What is being asked
In the data, extract each line that holds the string "Price".

* Begin *

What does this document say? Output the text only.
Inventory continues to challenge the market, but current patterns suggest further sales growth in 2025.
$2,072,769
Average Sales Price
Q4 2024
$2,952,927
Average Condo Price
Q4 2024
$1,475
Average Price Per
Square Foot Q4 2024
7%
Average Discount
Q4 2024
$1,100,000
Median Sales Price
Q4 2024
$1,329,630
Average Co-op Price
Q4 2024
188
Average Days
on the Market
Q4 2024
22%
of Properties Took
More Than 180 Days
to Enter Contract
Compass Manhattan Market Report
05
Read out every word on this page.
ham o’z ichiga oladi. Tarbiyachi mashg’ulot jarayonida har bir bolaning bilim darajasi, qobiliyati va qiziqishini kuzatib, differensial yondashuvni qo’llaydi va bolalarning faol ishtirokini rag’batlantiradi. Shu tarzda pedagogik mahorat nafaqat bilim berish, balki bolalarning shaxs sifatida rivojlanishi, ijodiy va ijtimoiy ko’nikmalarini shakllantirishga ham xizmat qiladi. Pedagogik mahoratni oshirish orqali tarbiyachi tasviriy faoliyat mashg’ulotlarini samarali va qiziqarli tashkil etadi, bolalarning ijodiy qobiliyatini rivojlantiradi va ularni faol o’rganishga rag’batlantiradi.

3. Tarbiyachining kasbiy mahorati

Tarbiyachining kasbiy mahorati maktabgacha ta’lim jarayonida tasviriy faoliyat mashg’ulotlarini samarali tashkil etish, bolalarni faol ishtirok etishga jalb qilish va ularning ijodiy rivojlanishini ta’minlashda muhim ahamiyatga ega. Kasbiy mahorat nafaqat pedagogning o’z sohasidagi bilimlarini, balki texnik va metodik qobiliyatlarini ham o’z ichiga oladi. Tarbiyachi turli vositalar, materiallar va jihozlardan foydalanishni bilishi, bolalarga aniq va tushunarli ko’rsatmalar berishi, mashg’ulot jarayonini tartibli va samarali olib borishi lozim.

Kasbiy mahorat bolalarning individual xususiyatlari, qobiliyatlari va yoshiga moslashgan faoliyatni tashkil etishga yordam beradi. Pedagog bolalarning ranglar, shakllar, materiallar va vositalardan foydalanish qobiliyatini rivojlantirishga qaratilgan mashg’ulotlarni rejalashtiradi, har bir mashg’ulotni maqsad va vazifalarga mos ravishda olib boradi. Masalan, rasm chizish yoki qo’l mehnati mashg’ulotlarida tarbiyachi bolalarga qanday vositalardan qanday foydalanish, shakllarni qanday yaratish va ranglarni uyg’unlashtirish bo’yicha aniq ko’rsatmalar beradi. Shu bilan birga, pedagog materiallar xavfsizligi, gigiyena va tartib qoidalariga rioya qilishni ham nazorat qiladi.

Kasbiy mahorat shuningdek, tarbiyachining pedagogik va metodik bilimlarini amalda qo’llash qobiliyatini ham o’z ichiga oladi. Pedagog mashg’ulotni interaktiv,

* End *

Exercise result
Average Sales Price
Average Condo Price
Average Price Per
Median Sales Price
Average Co-op Price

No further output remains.